::: TEXT PASSAGE

I would suggest to go for T3i against T1i. I use articulate screen often when you are taking shots in a crowded event at an angle. However, agree it would be prone to damage, but to think of that, one can be careless enough to drop the camera too.....
Would feel to choose the most recent piece among the given budget & technology as you will not be swapping the bodies frequently.
Enjoy your shots.. Canon over Nikon in this segment is definitely a Yes....


----------



## Chann (Jan 15, 2012)

kalin0121 said:
			
		

> I also thought the same thing about the swivel screen. Seems like one wrong move and you end up with a broken or wobbly screen.



I have a 60d which also has a swivel screen.  I seldom use it pulled out but it has a quality built hinge that feels robust. Of course if it is mishandled, it could be damaged.  My favorite part of having a swivel screen is that I can close it with the glass screen facing the camera which protects it while carrying or when its in my soft bag. 

The T3i has quite a few upgrades over the T1i.  

I have always found that if you are buying something which you will not be replacing for a long time, then go with an upper model. If you can easily afford upgrading later then get the T1i now for learning and use it to decide which features are important to you.


----------



## MLeeK (Jan 15, 2012)

The sensors in the T2i and the T3i are the same. Image quality and abilites will be exactly the same. The biggest difference in the T3i is the articulating screen. IMO-that is a recipe for a disaster, but a lot of entry level shooters and possibly video shooters really like them. The t3i has some options for reduced resolution shooting that the T2i doesn't have-which is kind of silly if you ask me. Why buy a high quality camera to reduce the quality of the image you capture? Doesn't make sense. I believe there are a couple of abilities with video that are slightly different too. So, you can save a few bucks by going with the T2i if the few differences aren't MUST NEEDS for you.
Once you move to a DSLR the screen is NOT good for taking images and focusing. You will really need to use the viewfinder (which isn't even present on most point and shoot cameras anymore) to get the best images. So, the screen being a NEED? probably not for most people.
Review on the T3i from CNet 'Choosing between the T3i, T2i, 60D and 7D' - Canon EOS Rebel T3i (with 18-55mm IS II lens) user review and rating - CNET Reviews

Buy the kit lens and if you have the budget to cover it add in the 50mm f/1.8 and here's why: The kit lens is a great entry level lens and has pretty decent quality for a consumer lens, but the widest aperture changes as you use the zoom on it. If you are using manual or learning to use manual that changes your settings if you move the zoom at all. The 50mm isn't a zoom and it doesn't change it's aperture on you unless you change it. That makes it a bit easier to use while you are learning about the exposure triangle.

::::::

* TASK SET
1. In the forum thread about choosing a Canon camera, which two models are said to have the same sensor?
2. Write the next part of the forum thread about choosing a Canon camera, starting after its final sentence.

::: EXTRACTED MATERIAL

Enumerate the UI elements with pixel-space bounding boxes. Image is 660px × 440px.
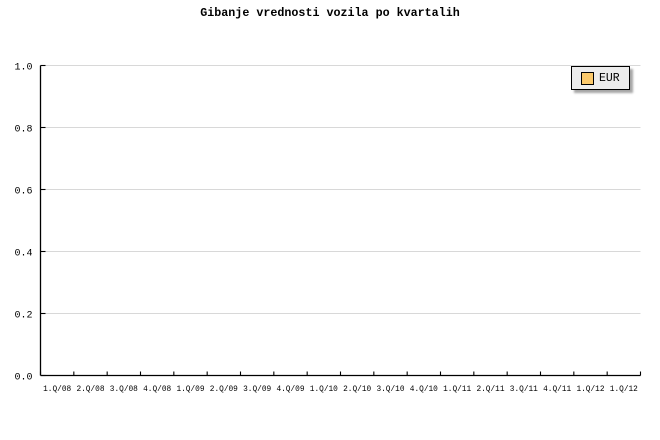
svg-text:4.Q/09: 4.Q/09 (276, 386, 304, 394)
svg-text:1.Q/09: 1.Q/09 (176, 386, 204, 394)
svg-text:4.Q/10: 4.Q/10 (410, 386, 438, 394)
svg-text:2.Q/10: 2.Q/10 (343, 386, 371, 394)
svg-text:3.Q/08: 3.Q/08 (110, 386, 138, 394)
svg-text:0.2: 0.2 (14, 311, 32, 322)
svg-text:4.Q/08: 4.Q/08 (143, 386, 171, 394)
svg-text:0.0: 0.0 (14, 373, 32, 384)
svg-text:0.4: 0.4 (14, 249, 32, 260)
svg-text:4.Q/11: 4.Q/11 (543, 386, 571, 394)
svg-text:2.Q/11: 2.Q/11 (476, 386, 504, 394)
svg-text:1.Q/11: 1.Q/11 (443, 386, 471, 394)
svg-text:0.6: 0.6 (14, 187, 32, 198)
svg-text:3.Q/10: 3.Q/10 (376, 386, 404, 394)
svg-text:1.Q/12: 1.Q/12 (610, 386, 638, 394)
svg-text:0.8: 0.8 (14, 125, 32, 136)
svg-text:1.0: 1.0 (14, 63, 32, 74)
svg-text:3.Q/09: 3.Q/09 (243, 386, 271, 394)
svg-text:1.Q/08: 1.Q/08 (43, 386, 71, 394)
svg-text:1.Q/10: 1.Q/10 (310, 386, 338, 394)
svg-text:2.Q/09: 2.Q/09 (210, 386, 238, 394)
svg-text:3.Q/11: 3.Q/11 (510, 386, 538, 394)
svg-text:2.Q/08: 2.Q/08 (76, 386, 104, 394)
svg-text:1.Q/12: 1.Q/12 (576, 386, 604, 394)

::::::

* OUTPUTS BY TASK
1. The T2i and the T3i.

2.
It is also f/1.8 which is almost two stops more light than 3.5 and 3 stops more light than 5.6. What does that mean? You can shoot in MUCH MUCH less light with it than you can with the kit lens. That's a big deal inside during the winter when you are learning. 
It's also a prime lens-no zoom. Primes are the sharpest lenses on the market. It'll give you a good taste for a sharp, prime lens.
It's cheap as hell for it's abilities. I think it's the cheapest lens in the canon line up right now and for a fast (f/1.8) sharp prime it's worth it's price twice over. 

Then add the book Understanding Exposure by Bryan Peterson
After that add a decent camera bag that will allow you to keep it all safely stored in one place. 


ENJOY!


----------



## iresq (Jan 15, 2012)

I'm sure it happens but have you ever read about it happening?  The T3i and 60d are very popular.  I would think that you would see posts labeled 'Crap, broke my articulating screen' once in a while.  I don't worry about mine and you can turn the screen around for ultimate protection.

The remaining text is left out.